> **Material shown**:

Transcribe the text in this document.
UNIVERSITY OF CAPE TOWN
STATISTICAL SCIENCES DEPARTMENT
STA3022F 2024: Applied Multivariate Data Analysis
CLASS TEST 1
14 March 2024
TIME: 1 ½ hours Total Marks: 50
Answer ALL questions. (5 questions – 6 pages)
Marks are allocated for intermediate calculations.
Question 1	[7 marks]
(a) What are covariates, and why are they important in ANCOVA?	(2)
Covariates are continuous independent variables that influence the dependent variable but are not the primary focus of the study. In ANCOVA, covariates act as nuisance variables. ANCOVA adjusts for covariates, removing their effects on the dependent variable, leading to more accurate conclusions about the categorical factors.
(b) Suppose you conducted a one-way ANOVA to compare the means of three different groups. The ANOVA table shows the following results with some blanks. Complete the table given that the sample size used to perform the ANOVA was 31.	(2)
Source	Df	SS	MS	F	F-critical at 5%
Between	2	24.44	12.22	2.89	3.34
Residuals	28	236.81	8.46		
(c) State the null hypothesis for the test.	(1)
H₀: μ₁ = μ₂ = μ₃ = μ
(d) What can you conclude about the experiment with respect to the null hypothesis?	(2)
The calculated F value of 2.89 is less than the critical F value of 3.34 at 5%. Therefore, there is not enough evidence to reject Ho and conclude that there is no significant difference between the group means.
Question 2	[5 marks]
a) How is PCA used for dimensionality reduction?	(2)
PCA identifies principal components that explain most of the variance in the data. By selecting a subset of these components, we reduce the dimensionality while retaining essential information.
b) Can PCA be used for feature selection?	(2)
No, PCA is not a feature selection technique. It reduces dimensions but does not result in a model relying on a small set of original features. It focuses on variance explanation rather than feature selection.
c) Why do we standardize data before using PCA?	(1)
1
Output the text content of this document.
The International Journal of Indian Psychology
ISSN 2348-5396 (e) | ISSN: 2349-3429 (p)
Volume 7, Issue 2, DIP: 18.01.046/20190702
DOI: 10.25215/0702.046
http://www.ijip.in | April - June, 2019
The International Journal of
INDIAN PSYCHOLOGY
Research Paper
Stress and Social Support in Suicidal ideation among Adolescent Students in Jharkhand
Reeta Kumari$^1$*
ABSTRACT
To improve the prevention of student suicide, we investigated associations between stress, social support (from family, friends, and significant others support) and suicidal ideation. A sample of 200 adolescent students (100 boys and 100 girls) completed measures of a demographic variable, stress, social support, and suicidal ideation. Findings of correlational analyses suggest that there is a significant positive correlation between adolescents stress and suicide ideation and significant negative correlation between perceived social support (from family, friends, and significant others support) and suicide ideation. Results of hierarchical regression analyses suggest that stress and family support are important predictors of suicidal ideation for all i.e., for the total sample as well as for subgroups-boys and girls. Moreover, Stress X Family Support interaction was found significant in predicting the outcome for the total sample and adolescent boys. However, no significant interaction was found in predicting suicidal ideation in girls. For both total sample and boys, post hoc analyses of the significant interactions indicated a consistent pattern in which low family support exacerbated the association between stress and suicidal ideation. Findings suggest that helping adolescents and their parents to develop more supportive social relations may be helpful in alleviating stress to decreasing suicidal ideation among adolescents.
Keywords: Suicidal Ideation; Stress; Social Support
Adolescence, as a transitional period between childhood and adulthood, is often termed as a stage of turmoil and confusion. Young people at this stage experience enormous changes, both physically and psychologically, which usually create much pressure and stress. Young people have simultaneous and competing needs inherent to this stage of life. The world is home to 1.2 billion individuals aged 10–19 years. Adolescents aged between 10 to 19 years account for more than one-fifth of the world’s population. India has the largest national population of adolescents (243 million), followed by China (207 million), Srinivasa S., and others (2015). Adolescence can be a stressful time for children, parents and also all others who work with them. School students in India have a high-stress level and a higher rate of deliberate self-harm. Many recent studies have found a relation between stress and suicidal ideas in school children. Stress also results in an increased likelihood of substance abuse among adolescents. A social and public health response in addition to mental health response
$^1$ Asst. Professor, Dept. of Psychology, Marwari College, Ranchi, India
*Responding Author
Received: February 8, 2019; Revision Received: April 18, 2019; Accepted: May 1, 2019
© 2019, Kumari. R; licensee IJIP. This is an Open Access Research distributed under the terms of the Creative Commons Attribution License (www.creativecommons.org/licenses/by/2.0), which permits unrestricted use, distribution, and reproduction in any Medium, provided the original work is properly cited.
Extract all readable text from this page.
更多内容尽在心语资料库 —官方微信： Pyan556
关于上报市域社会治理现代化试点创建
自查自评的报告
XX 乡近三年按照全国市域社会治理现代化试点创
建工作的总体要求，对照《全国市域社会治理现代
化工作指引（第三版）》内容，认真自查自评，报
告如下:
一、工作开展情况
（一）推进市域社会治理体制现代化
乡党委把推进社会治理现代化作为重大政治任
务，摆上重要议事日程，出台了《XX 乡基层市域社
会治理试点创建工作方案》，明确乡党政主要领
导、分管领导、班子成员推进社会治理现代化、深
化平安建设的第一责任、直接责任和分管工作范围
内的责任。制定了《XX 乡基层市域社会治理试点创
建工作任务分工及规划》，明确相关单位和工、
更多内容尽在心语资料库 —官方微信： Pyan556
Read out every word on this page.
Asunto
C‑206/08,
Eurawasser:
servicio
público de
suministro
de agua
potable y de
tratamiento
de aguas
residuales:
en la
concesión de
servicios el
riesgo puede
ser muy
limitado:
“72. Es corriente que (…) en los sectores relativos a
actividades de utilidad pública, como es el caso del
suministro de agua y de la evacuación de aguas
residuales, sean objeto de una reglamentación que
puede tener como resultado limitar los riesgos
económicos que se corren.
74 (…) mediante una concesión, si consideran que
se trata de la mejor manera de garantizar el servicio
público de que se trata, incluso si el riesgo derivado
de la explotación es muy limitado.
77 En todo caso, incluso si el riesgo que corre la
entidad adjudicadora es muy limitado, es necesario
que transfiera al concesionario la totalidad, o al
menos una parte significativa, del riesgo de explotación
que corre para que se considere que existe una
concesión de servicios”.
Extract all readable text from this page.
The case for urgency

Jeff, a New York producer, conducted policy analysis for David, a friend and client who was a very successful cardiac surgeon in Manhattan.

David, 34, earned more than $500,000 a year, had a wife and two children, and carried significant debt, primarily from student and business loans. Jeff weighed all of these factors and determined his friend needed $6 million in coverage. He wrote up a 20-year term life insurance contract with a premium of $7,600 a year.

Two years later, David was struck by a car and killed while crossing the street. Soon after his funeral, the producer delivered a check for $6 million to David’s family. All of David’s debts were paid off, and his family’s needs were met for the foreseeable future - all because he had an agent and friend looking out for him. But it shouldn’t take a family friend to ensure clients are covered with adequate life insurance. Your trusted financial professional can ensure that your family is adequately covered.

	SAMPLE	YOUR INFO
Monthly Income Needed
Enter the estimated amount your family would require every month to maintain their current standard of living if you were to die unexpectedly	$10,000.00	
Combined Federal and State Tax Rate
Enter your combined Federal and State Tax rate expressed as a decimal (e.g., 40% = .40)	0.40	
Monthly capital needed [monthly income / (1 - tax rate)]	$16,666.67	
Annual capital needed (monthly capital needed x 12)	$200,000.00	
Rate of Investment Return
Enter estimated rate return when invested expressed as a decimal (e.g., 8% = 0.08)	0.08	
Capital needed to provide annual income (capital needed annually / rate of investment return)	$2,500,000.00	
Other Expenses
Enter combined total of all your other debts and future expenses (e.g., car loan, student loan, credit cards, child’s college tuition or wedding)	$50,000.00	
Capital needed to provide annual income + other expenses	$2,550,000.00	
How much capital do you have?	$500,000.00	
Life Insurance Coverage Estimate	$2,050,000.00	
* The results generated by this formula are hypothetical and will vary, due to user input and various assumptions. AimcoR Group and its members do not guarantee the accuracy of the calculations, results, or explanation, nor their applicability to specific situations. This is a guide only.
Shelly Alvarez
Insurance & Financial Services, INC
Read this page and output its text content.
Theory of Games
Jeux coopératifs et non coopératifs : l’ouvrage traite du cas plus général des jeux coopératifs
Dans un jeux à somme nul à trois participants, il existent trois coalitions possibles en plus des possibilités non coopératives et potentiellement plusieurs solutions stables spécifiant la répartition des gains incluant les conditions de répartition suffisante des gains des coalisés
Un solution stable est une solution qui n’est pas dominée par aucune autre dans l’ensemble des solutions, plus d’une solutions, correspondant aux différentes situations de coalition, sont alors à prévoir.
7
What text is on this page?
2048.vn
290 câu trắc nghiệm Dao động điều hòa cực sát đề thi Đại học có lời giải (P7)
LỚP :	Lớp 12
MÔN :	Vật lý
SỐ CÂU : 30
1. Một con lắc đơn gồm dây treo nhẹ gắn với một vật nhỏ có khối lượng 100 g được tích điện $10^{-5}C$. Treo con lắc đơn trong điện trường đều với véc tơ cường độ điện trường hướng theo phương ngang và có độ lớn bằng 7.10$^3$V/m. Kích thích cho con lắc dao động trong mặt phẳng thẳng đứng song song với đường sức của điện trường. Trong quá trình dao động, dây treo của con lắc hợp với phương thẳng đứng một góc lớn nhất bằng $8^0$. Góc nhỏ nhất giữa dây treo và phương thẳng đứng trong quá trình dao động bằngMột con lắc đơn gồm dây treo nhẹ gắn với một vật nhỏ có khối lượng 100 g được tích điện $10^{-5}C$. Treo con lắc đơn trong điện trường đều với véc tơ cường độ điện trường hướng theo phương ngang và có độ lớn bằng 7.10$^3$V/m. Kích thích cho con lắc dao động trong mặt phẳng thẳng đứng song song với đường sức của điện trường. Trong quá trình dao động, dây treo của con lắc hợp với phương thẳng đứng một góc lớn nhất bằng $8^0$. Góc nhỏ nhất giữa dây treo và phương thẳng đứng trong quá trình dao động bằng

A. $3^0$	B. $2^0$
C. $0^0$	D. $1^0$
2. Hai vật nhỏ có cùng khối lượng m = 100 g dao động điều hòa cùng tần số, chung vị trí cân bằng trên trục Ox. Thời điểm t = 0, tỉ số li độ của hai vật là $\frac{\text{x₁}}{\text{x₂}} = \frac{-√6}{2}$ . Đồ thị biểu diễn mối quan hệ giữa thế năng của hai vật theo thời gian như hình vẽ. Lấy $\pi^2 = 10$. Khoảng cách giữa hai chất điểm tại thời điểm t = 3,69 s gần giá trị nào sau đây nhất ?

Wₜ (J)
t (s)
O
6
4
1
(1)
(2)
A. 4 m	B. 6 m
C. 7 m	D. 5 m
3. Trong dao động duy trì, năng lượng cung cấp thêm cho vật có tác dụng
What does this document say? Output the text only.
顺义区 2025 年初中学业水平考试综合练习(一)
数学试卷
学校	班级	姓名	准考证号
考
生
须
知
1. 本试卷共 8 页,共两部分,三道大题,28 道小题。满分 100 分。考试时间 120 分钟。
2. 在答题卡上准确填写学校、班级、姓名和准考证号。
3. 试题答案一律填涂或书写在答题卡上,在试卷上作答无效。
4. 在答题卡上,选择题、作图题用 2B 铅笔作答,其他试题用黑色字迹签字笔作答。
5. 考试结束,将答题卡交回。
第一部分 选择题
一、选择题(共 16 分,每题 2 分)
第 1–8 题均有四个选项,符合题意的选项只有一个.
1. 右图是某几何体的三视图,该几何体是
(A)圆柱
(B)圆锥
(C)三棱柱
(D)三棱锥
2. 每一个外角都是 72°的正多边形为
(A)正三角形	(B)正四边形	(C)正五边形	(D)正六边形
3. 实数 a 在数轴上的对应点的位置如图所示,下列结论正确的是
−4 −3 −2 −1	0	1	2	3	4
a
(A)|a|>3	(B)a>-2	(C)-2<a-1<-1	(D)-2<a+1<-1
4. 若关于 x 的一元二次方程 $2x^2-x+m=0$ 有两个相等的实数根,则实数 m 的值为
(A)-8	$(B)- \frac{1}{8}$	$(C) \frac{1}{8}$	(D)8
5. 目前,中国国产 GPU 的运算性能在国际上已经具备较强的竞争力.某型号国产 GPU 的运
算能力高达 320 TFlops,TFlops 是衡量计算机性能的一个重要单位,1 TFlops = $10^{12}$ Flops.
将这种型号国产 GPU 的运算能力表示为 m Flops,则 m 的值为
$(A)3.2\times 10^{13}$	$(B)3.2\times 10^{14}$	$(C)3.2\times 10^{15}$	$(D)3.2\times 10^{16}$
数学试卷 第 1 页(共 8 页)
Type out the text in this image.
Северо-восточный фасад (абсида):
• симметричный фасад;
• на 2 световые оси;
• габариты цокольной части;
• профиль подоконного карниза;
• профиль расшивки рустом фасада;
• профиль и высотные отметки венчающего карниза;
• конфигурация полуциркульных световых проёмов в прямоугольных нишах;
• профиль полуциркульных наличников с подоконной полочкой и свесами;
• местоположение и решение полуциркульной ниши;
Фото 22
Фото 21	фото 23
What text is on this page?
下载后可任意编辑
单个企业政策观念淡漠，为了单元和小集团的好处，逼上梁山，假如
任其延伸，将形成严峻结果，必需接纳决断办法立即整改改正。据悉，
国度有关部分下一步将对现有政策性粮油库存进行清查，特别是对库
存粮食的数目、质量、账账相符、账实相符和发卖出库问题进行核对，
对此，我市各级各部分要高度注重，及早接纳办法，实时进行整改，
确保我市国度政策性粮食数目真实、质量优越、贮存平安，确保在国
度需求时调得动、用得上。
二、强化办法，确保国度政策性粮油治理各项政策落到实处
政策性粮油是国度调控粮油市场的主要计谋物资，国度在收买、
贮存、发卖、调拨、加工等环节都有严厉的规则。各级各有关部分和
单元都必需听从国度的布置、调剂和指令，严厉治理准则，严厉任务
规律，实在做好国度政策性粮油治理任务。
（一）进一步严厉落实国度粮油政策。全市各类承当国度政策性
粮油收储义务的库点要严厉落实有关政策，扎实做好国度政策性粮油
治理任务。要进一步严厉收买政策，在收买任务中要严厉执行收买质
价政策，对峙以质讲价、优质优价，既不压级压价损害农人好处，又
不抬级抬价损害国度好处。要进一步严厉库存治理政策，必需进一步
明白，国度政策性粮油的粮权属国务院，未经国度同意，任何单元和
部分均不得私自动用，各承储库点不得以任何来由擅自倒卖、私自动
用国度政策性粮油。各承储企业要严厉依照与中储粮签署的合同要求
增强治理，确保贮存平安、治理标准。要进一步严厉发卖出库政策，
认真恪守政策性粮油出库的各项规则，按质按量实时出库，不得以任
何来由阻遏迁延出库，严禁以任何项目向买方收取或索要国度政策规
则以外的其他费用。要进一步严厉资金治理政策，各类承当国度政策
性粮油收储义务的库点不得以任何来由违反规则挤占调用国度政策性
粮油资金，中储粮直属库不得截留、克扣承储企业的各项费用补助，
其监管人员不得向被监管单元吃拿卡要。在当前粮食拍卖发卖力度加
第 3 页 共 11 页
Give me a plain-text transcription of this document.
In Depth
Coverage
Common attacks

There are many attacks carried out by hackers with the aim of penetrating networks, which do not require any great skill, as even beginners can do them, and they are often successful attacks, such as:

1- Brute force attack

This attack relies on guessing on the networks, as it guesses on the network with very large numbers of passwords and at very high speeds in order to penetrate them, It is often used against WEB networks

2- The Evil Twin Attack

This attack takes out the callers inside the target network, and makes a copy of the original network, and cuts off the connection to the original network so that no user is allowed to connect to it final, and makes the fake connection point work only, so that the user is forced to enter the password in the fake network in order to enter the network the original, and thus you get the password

> **Directions for this task**: Take every line from the data above that holds "incluso" and copy it out.

> **Solution to this exercise**:
público de que se trata, incluso si el riesgo derivado
77 En todo caso, incluso si el riesgo que corre la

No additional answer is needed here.